Listed records start

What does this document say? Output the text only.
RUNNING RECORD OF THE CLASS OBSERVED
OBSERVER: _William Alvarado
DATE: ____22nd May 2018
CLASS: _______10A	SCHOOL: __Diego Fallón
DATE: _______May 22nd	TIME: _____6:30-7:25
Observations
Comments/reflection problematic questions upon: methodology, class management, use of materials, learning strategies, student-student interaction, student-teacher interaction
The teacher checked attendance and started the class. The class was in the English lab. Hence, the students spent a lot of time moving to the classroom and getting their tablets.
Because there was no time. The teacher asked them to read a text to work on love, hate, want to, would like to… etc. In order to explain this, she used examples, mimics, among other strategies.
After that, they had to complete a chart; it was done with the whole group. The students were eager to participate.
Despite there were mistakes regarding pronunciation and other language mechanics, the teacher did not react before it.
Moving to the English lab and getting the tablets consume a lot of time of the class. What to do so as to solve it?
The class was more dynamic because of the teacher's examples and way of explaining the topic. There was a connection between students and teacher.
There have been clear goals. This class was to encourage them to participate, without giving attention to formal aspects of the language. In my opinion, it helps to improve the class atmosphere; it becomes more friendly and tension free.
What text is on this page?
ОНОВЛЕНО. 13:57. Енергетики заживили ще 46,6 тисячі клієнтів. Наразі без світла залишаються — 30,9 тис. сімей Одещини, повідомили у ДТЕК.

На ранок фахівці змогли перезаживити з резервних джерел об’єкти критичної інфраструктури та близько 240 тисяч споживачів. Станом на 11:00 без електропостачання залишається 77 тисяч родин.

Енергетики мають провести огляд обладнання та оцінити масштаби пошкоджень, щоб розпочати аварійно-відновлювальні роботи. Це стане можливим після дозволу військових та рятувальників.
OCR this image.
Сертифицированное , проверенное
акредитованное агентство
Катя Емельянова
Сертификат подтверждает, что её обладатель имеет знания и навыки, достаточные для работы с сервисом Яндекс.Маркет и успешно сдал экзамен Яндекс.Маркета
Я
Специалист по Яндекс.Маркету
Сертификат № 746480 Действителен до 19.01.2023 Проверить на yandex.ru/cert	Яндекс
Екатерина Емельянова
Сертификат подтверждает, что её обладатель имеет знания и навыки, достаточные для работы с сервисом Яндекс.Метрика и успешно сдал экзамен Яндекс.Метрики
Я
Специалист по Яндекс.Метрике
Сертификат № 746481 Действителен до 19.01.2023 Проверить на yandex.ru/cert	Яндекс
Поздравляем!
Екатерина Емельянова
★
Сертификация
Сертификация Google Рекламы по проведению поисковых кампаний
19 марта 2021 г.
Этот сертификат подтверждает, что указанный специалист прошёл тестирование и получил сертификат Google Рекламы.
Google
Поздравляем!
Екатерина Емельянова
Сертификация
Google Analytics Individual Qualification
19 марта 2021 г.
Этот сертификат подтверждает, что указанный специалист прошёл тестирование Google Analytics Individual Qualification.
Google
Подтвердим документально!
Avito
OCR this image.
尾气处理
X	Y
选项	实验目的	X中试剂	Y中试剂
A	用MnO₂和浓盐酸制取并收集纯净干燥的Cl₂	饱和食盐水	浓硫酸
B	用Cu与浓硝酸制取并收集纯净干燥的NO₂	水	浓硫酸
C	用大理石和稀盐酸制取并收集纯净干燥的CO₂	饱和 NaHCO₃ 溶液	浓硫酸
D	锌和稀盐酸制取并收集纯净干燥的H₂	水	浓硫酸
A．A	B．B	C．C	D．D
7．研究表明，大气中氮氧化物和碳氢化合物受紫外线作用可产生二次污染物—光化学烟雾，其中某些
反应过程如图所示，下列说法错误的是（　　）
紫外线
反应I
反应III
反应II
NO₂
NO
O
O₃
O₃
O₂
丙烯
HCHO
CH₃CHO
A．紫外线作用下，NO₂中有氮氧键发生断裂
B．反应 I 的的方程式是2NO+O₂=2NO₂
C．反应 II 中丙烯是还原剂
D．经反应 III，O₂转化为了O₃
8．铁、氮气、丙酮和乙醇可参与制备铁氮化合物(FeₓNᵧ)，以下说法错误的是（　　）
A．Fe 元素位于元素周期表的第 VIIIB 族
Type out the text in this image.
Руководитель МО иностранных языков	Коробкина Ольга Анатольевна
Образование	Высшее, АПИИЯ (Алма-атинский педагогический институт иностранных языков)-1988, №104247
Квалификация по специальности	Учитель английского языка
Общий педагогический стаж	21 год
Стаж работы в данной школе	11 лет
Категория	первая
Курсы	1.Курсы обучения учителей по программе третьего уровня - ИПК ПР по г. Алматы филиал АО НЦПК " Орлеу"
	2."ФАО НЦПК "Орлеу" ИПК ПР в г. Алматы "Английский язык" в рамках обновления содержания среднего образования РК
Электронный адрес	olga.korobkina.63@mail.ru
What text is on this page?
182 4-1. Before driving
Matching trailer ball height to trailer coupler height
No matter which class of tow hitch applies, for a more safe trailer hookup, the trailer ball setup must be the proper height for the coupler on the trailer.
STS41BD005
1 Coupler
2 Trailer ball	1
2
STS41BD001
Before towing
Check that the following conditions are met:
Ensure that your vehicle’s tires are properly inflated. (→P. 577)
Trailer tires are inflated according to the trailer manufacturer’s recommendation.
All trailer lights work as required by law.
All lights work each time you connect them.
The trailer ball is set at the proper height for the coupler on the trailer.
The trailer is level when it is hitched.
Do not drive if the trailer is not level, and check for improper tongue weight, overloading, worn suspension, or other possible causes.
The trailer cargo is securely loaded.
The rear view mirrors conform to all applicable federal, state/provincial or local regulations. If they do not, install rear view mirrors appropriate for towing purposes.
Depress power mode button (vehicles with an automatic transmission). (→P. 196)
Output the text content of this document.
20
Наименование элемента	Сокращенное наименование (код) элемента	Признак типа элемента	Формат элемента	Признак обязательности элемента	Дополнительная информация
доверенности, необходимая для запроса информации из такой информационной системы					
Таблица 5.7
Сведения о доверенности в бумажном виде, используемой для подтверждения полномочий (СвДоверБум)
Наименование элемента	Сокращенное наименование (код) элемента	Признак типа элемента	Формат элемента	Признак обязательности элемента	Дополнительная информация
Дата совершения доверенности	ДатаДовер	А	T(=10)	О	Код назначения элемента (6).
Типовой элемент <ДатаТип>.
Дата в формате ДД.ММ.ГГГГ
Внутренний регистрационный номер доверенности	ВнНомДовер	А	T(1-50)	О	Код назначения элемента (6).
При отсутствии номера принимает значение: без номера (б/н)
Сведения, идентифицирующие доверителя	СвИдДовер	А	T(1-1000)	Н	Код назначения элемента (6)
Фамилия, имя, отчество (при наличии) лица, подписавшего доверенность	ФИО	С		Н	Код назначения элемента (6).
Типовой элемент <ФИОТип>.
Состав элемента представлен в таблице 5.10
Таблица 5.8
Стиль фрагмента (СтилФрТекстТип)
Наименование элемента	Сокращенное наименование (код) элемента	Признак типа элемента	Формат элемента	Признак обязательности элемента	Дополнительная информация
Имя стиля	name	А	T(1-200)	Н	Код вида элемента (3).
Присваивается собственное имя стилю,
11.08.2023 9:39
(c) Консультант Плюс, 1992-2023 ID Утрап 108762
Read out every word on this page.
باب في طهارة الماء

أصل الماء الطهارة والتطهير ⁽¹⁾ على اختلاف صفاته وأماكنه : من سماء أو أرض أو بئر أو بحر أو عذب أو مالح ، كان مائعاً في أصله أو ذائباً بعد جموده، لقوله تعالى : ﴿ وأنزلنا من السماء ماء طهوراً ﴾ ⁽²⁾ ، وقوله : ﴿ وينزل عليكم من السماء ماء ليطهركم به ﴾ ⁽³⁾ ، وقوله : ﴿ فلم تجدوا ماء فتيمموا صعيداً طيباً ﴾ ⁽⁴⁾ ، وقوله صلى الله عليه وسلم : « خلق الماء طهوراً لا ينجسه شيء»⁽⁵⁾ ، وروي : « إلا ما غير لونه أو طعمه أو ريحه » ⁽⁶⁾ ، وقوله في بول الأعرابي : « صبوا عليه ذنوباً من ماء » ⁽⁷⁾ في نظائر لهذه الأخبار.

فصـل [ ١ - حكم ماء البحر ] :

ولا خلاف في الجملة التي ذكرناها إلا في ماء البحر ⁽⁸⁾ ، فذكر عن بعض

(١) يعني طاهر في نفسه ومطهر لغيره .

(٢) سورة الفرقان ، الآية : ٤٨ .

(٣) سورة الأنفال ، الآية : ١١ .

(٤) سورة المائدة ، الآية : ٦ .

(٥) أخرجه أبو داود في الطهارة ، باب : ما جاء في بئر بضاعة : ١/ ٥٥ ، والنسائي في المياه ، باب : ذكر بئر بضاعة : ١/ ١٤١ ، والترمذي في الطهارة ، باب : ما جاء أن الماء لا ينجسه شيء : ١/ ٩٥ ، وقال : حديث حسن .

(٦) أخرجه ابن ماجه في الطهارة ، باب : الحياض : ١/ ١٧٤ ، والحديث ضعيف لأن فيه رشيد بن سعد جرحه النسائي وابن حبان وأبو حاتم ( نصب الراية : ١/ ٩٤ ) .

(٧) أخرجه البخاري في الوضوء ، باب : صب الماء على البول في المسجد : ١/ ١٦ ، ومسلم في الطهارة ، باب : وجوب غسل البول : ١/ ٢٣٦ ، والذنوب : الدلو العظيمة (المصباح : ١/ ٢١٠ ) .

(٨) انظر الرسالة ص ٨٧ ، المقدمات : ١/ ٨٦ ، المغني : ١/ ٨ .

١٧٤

Listed records end

• Task description: Extract every line from the one containing "Read out every word on this page." to the end of the entries, including both of those lines, exactly as given and with nothing added.

• Response:
Read out every word on this page.
باب في طهارة الماء

أصل الماء الطهارة والتطهير ⁽¹⁾ على اختلاف صفاته وأماكنه : من سماء أو أرض أو بئر أو بحر أو عذب أو مالح ، كان مائعاً في أصله أو ذائباً بعد جموده، لقوله تعالى : ﴿ وأنزلنا من السماء ماء طهوراً ﴾ ⁽²⁾ ، وقوله : ﴿ وينزل عليكم من السماء ماء ليطهركم به ﴾ ⁽³⁾ ، وقوله : ﴿ فلم تجدوا ماء فتيمموا صعيداً طيباً ﴾ ⁽⁴⁾ ، وقوله صلى الله عليه وسلم : « خلق الماء طهوراً لا ينجسه شيء»⁽⁵⁾ ، وروي : « إلا ما غير لونه أو طعمه أو ريحه » ⁽⁶⁾ ، وقوله في بول الأعرابي : « صبوا عليه ذنوباً من ماء » ⁽⁷⁾ في نظائر لهذه الأخبار.

فصـل [ ١ - حكم ماء البحر ] :

ولا خلاف في الجملة التي ذكرناها إلا في ماء البحر ⁽⁸⁾ ، فذكر عن بعض

(١) يعني طاهر في نفسه ومطهر لغيره .

(٢) سورة الفرقان ، الآية : ٤٨ .

(٣) سورة الأنفال ، الآية : ١١ .

(٤) سورة المائدة ، الآية : ٦ .

(٥) أخرجه أبو داود في الطهارة ، باب : ما جاء في بئر بضاعة : ١/ ٥٥ ، والنسائي في المياه ، باب : ذكر بئر بضاعة : ١/ ١٤١ ، والترمذي في الطهارة ، باب : ما جاء أن الماء لا ينجسه شيء : ١/ ٩٥ ، وقال : حديث حسن .

(٦) أخرجه ابن ماجه في الطهارة ، باب : الحياض : ١/ ١٧٤ ، والحديث ضعيف لأن فيه رشيد بن سعد جرحه النسائي وابن حبان وأبو حاتم ( نصب الراية : ١/ ٩٤ ) .

(٧) أخرجه البخاري في الوضوء ، باب : صب الماء على البول في المسجد : ١/ ١٦ ، ومسلم في الطهارة ، باب : وجوب غسل البول : ١/ ٢٣٦ ، والذنوب : الدلو العظيمة (المصباح : ١/ ٢١٠ ) .

(٨) انظر الرسالة ص ٨٧ ، المقدمات : ١/ ٨٦ ، المغني : ١/ ٨ .

١٧٤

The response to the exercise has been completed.